Exercise description:
Copy out the lines that include the word "turmush".

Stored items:
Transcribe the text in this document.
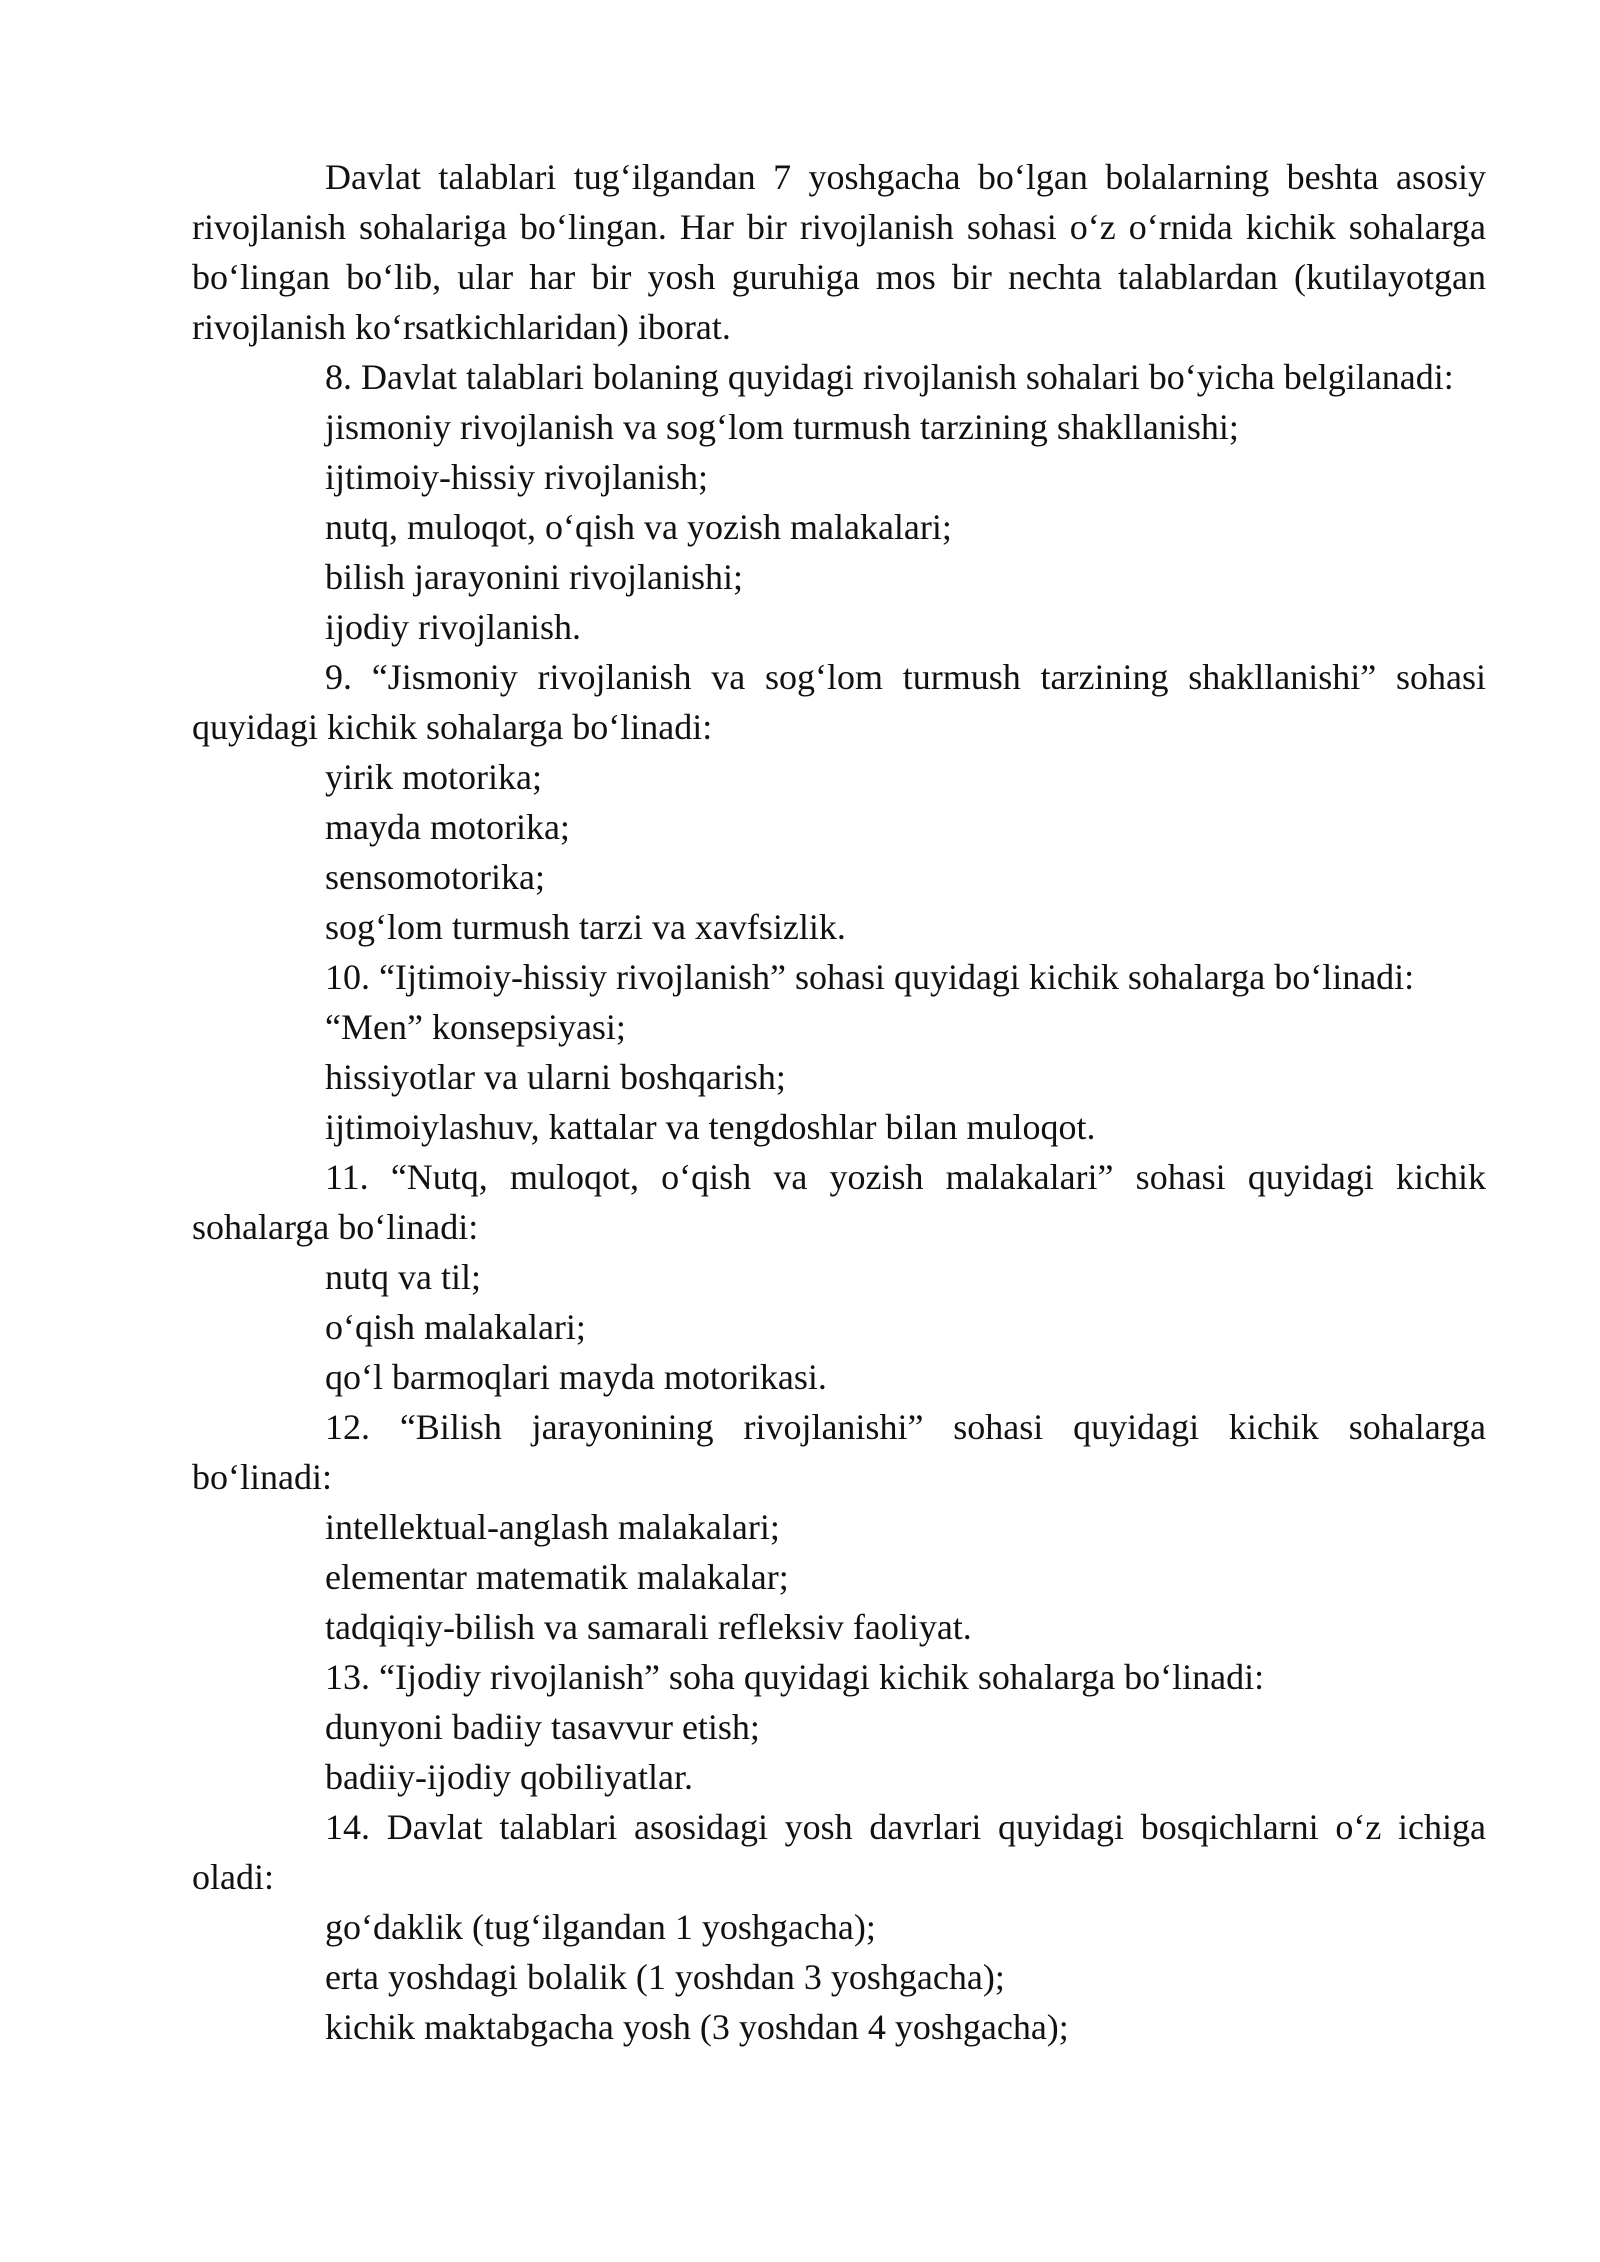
Davlat talablari tug‘ilgandan 7 yoshgacha bo‘lgan bolalarning beshta asosiy rivojlanish sohalariga bo‘lingan. Har bir rivojlanish sohasi o‘z o‘rnida kichik sohalarga bo‘lingan bo‘lib, ular har bir yosh guruhiga mos bir nechta talablardan (kutilayotgan rivojlanish ko‘rsatkichlaridan) iborat.

8. Davlat talablari bolaning quyidagi rivojlanish sohalari bo‘yicha belgilanadi:

jismoniy rivojlanish va sog‘lom turmush tarzining shakllanishi;

ijtimoiy-hissiy rivojlanish;

nutq, muloqot, o‘qish va yozish malakalari;

bilish jarayonini rivojlanishi;

ijodiy rivojlanish.

9. “Jismoniy rivojlanish va sog‘lom turmush tarzining shakllanishi” sohasi quyidagi kichik sohalarga bo‘linadi:

yirik motorika;

mayda motorika;

sensomotorika;

sog‘lom turmush tarzi va xavfsizlik.

10. “Ijtimoiy-hissiy rivojlanish” sohasi quyidagi kichik sohalarga bo‘linadi:

“Men” konsepsiyasi;

hissiyotlar va ularni boshqarish;

ijtimoiylashuv, kattalar va tengdoshlar bilan muloqot.

11. “Nutq, muloqot, o‘qish va yozish malakalari” sohasi quyidagi kichik sohalarga bo‘linadi:

nutq va til;

o‘qish malakalari;

qo‘l barmoqlari mayda motorikasi.

12. “Bilish jarayonining rivojlanishi” sohasi quyidagi kichik sohalarga bo‘linadi:

intellektual-anglash malakalari;

elementar matematik malakalar;

tadqiqiy-bilish va samarali refleksiv faoliyat.

13. “Ijodiy rivojlanish” soha quyidagi kichik sohalarga bo‘linadi:

dunyoni badiiy tasavvur etish;

badiiy-ijodiy qobiliyatlar.

14. Davlat talablari asosidagi yosh davrlari quyidagi bosqichlarni o‘z ichiga oladi:

go‘daklik (tug‘ilgandan 1 yoshgacha);

erta yoshdagi bolalik (1 yoshdan 3 yoshgacha);

kichik maktabgacha yosh (3 yoshdan 4 yoshgacha);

Response:
jismoniy rivojlanish va sog‘lom turmush tarzining shakllanishi;
9. “Jismoniy rivojlanish va sog‘lom turmush tarzining shakllanishi” sohasi quyidagi kichik sohalarga bo‘linadi:
sog‘lom turmush tarzi va xavfsizlik.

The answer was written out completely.